- [Items listed in a dataset]:

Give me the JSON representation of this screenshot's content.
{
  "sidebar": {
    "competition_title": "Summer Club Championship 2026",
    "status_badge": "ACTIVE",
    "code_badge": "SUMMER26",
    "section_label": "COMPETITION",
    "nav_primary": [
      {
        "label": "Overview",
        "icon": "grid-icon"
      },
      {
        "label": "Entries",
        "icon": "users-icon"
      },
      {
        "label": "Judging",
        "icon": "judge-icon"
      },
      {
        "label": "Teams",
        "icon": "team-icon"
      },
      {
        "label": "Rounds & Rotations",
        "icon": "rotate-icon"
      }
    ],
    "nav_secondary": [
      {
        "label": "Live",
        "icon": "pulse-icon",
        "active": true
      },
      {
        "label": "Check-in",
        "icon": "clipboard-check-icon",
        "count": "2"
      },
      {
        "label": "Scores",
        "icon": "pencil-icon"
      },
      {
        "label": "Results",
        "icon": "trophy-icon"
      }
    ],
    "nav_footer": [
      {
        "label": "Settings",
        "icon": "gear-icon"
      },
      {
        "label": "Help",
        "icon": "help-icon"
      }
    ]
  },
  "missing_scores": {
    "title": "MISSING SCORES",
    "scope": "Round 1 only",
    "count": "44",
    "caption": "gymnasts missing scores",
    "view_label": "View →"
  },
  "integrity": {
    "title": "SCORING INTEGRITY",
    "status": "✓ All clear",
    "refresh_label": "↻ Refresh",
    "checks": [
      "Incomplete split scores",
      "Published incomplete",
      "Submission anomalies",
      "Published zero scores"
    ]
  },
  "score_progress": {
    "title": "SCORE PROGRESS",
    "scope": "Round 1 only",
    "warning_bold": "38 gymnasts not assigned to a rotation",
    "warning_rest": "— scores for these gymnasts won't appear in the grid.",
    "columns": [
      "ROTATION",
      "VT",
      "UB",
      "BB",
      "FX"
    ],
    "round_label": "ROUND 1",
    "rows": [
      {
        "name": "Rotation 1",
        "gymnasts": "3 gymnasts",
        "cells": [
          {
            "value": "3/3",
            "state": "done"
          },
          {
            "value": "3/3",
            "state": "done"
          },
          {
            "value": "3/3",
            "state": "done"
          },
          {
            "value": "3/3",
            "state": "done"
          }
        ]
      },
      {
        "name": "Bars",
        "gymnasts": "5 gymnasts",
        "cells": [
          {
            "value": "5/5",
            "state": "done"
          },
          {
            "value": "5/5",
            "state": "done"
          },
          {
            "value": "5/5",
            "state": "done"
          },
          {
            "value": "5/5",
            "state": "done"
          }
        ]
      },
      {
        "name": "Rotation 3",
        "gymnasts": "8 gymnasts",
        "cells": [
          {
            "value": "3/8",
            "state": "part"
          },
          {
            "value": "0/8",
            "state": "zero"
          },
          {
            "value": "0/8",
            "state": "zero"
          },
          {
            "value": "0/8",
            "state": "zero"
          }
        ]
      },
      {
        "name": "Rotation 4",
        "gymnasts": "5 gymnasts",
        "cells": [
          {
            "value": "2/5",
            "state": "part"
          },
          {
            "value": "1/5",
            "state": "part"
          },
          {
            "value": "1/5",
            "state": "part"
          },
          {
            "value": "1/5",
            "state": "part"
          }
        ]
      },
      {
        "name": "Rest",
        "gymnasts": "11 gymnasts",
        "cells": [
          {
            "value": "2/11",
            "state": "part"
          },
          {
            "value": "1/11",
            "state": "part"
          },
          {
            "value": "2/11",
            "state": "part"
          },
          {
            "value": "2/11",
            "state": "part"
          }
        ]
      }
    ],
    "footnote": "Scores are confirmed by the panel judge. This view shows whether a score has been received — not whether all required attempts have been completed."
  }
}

- [Brief]:
Write out every record shown above, word for word.

- [Complete output]:
Give me the JSON representation of this screenshot's content.
{
  "sidebar": {
    "competition_title": "Summer Club Championship 2026",
    "status_badge": "ACTIVE",
    "code_badge": "SUMMER26",
    "section_label": "COMPETITION",
    "nav_primary": [
      {
        "label": "Overview",
        "icon": "grid-icon"
      },
      {
        "label": "Entries",
        "icon": "users-icon"
      },
      {
        "label": "Judging",
        "icon": "judge-icon"
      },
      {
        "label": "Teams",
        "icon": "team-icon"
      },
      {
        "label": "Rounds & Rotations",
        "icon": "rotate-icon"
      }
    ],
    "nav_secondary": [
      {
        "label": "Live",
        "icon": "pulse-icon",
        "active": true
      },
      {
        "label": "Check-in",
        "icon": "clipboard-check-icon",
        "count": "2"
      },
      {
        "label": "Scores",
        "icon": "pencil-icon"
      },
      {
        "label": "Results",
        "icon": "trophy-icon"
      }
    ],
    "nav_footer": [
      {
        "label": "Settings",
        "icon": "gear-icon"
      },
      {
        "label": "Help",
        "icon": "help-icon"
      }
    ]
  },
  "missing_scores": {
    "title": "MISSING SCORES",
    "scope": "Round 1 only",
    "count": "44",
    "caption": "gymnasts missing scores",
    "view_label": "View →"
  },
  "integrity": {
    "title": "SCORING INTEGRITY",
    "status": "✓ All clear",
    "refresh_label": "↻ Refresh",
    "checks": [
      "Incomplete split scores",
      "Published incomplete",
      "Submission anomalies",
      "Published zero scores"
    ]
  },
  "score_progress": {
    "title": "SCORE PROGRESS",
    "scope": "Round 1 only",
    "warning_bold": "38 gymnasts not assigned to a rotation",
    "warning_rest": "— scores for these gymnasts won't appear in the grid.",
    "columns": [
      "ROTATION",
      "VT",
      "UB",
      "BB",
      "FX"
    ],
    "round_label": "ROUND 1",
    "rows": [
      {
        "name": "Rotation 1",
        "gymnasts": "3 gymnasts",
        "cells": [
          {
            "value": "3/3",
            "state": "done"
          },
          {
            "value": "3/3",
            "state": "done"
          },
          {
            "value": "3/3",
            "state": "done"
          },
          {
            "value": "3/3",
            "state": "done"
          }
        ]
      },
      {
        "name": "Bars",
        "gymnasts": "5 gymnasts",
        "cells": [
          {
            "value": "5/5",
            "state": "done"
          },
          {
            "value": "5/5",
            "state": "done"
          },
          {
            "value": "5/5",
            "state": "done"
          },
          {
            "value": "5/5",
            "state": "done"
          }
        ]
      },
      {
        "name": "Rotation 3",
        "gymnasts": "8 gymnasts",
        "cells": [
          {
            "value": "3/8",
            "state": "part"
          },
          {
            "value": "0/8",
            "state": "zero"
          },
          {
            "value": "0/8",
            "state": "zero"
          },
          {
            "value": "0/8",
            "state": "zero"
          }
        ]
      },
      {
        "name": "Rotation 4",
        "gymnasts": "5 gymnasts",
        "cells": [
          {
            "value": "2/5",
            "state": "part"
          },
          {
            "value": "1/5",
            "state": "part"
          },
          {
            "value": "1/5",
            "state": "part"
          },
          {
            "value": "1/5",
            "state": "part"
          }
        ]
      },
      {
        "name": "Rest",
        "gymnasts": "11 gymnasts",
        "cells": [
          {
            "value": "2/11",
            "state": "part"
          },
          {
            "value": "1/11",
            "state": "part"
          },
          {
            "value": "2/11",
            "state": "part"
          },
          {
            "value": "2/11",
            "state": "part"
          }
        ]
      }
    ],
    "footnote": "Scores are confirmed by the panel judge. This view shows whether a score has been received — not whether all required attempts have been completed."
  }
}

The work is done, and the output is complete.